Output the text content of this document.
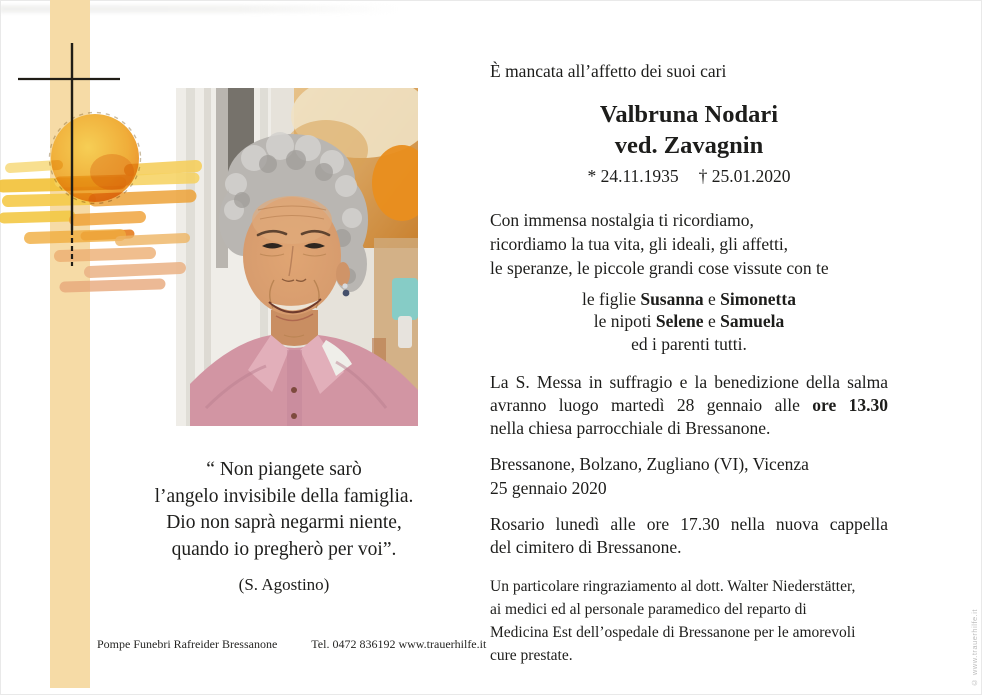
“ Non piangete sarò
l’angelo invisibile della famiglia.
Dio non saprà negarmi niente,
quando io pregherò per voi”.
(S. Agostino)
È mancata all’affetto dei suoi cari
Valbruna Nodari
ved. Zavagnin
* 24.11.1935 † 25.01.2020
Con immensa nostalgia ti ricordiamo,
ricordiamo la tua vita, gli ideali, gli affetti,
le speranze, le piccole grandi cose vissute con te
le figlie Susanna e Simonetta
le nipoti Selene e Samuela
ed i parenti tutti.
La S. Messa in suffragio e la benedizione della salma
avranno luogo martedì 28 gennaio alle ore 13.30
nella chiesa parrocchiale di Bressanone.
Bressanone, Bolzano, Zugliano (VI), Vicenza
25 gennaio 2020
Rosario lunedì alle ore 17.30 nella nuova cappella
del cimitero di Bressanone.
Un particolare ringraziamento al dott. Walter Niederstätter,
ai medici ed al personale paramedico del reparto di
Medicina Est dell’ospedale di Bressanone per le amorevoli
cure prestate.
Pompe Funebri Rafreider Bressanone	Tel. 0472 836192 www.trauerhilfe.it	© www.trauerhilfe.it
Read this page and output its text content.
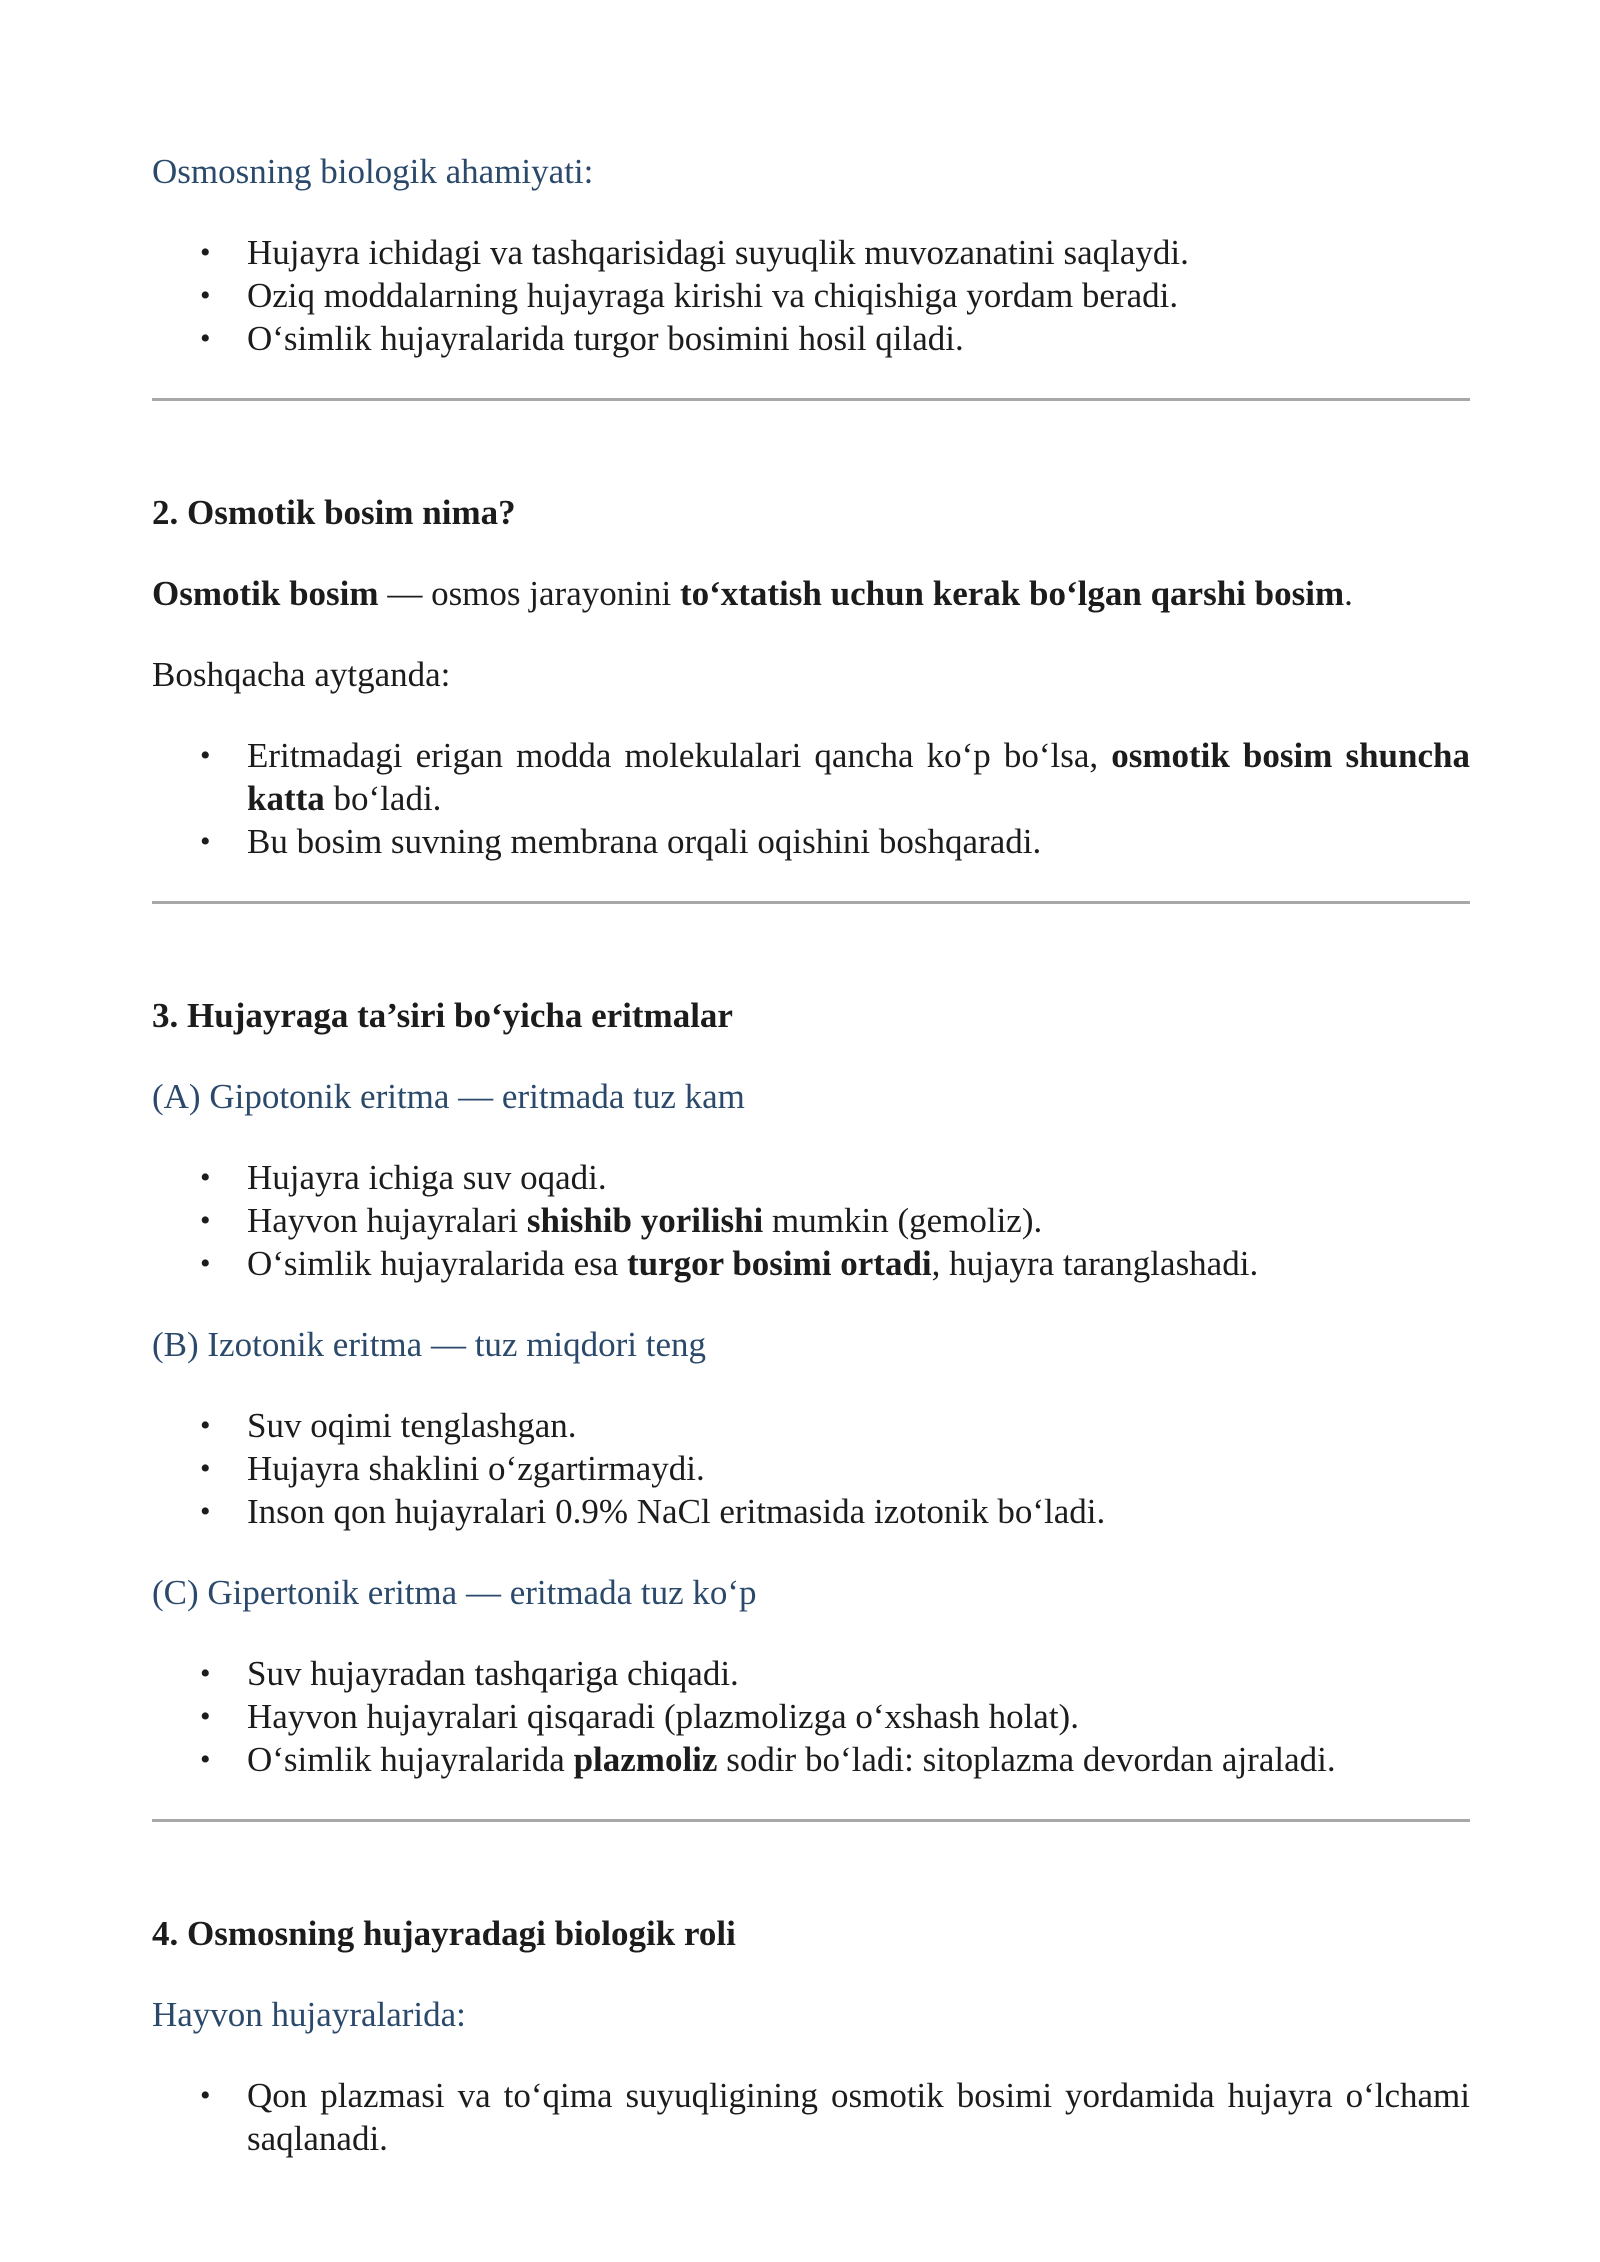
Osmosning biologik ahamiyati:
• Hujayra ichidagi va tashqarisidagi suyuqlik muvozanatini saqlaydi.
• Oziq moddalarning hujayraga kirishi va chiqishiga yordam beradi.
• O‘simlik hujayralarida turgor bosimini hosil qiladi.
2. Osmotik bosim nima?
Osmotik bosim — osmos jarayonini to‘xtatish uchun kerak bo‘lgan qarshi bosim.
Boshqacha aytganda:
• Eritmadagi erigan modda molekulalari qancha ko‘p bo‘lsa, osmotik bosim shuncha katta bo‘ladi.
• Bu bosim suvning membrana orqali oqishini boshqaradi.
3. Hujayraga ta’siri bo‘yicha eritmalar
(A) Gipotonik eritma — eritmada tuz kam
• Hujayra ichiga suv oqadi.
• Hayvon hujayralari shishib yorilishi mumkin (gemoliz).
• O‘simlik hujayralarida esa turgor bosimi ortadi, hujayra taranglashadi.
(B) Izotonik eritma — tuz miqdori teng
• Suv oqimi tenglashgan.
• Hujayra shaklini o‘zgartirmaydi.
• Inson qon hujayralari 0.9% NaCl eritmasida izotonik bo‘ladi.
(C) Gipertonik eritma — eritmada tuz ko‘p
• Suv hujayradan tashqariga chiqadi.
• Hayvon hujayralari qisqaradi (plazmolizga o‘xshash holat).
• O‘simlik hujayralarida plazmoliz sodir bo‘ladi: sitoplazma devordan ajraladi.
4. Osmosning hujayradagi biologik roli
Hayvon hujayralarida:
• Qon plazmasi va to‘qima suyuqligining osmotik bosimi yordamida hujayra o‘lchami saqlanadi.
********
Goal
Transcribe the whole listing, character for character, but not its images.

Full response
Output the text content of this document.
“ Non piangete sarò
l’angelo invisibile della famiglia.
Dio non saprà negarmi niente,
quando io pregherò per voi”.
(S. Agostino)
È mancata all’affetto dei suoi cari
Valbruna Nodari
ved. Zavagnin
* 24.11.1935 † 25.01.2020
Con immensa nostalgia ti ricordiamo,
ricordiamo la tua vita, gli ideali, gli affetti,
le speranze, le piccole grandi cose vissute con te
le figlie Susanna e Simonetta
le nipoti Selene e Samuela
ed i parenti tutti.
La S. Messa in suffragio e la benedizione della salma
avranno luogo martedì 28 gennaio alle ore 13.30
nella chiesa parrocchiale di Bressanone.
Bressanone, Bolzano, Zugliano (VI), Vicenza
25 gennaio 2020
Rosario lunedì alle ore 17.30 nella nuova cappella
del cimitero di Bressanone.
Un particolare ringraziamento al dott. Walter Niederstätter,
ai medici ed al personale paramedico del reparto di
Medicina Est dell’ospedale di Bressanone per le amorevoli
cure prestate.
Pompe Funebri Rafreider Bressanone	Tel. 0472 836192 www.trauerhilfe.it	© www.trauerhilfe.it
Read this page and output its text content.
Osmosning biologik ahamiyati:
• Hujayra ichidagi va tashqarisidagi suyuqlik muvozanatini saqlaydi.
• Oziq moddalarning hujayraga kirishi va chiqishiga yordam beradi.
• O‘simlik hujayralarida turgor bosimini hosil qiladi.
2. Osmotik bosim nima?
Osmotik bosim — osmos jarayonini to‘xtatish uchun kerak bo‘lgan qarshi bosim.
Boshqacha aytganda:
• Eritmadagi erigan modda molekulalari qancha ko‘p bo‘lsa, osmotik bosim shuncha katta bo‘ladi.
• Bu bosim suvning membrana orqali oqishini boshqaradi.
3. Hujayraga ta’siri bo‘yicha eritmalar
(A) Gipotonik eritma — eritmada tuz kam
• Hujayra ichiga suv oqadi.
• Hayvon hujayralari shishib yorilishi mumkin (gemoliz).
• O‘simlik hujayralarida esa turgor bosimi ortadi, hujayra taranglashadi.
(B) Izotonik eritma — tuz miqdori teng
• Suv oqimi tenglashgan.
• Hujayra shaklini o‘zgartirmaydi.
• Inson qon hujayralari 0.9% NaCl eritmasida izotonik bo‘ladi.
(C) Gipertonik eritma — eritmada tuz ko‘p
• Suv hujayradan tashqariga chiqadi.
• Hayvon hujayralari qisqaradi (plazmolizga o‘xshash holat).
• O‘simlik hujayralarida plazmoliz sodir bo‘ladi: sitoplazma devordan ajraladi.
4. Osmosning hujayradagi biologik roli
Hayvon hujayralarida:
• Qon plazmasi va to‘qima suyuqligining osmotik bosimi yordamida hujayra o‘lchami saqlanadi.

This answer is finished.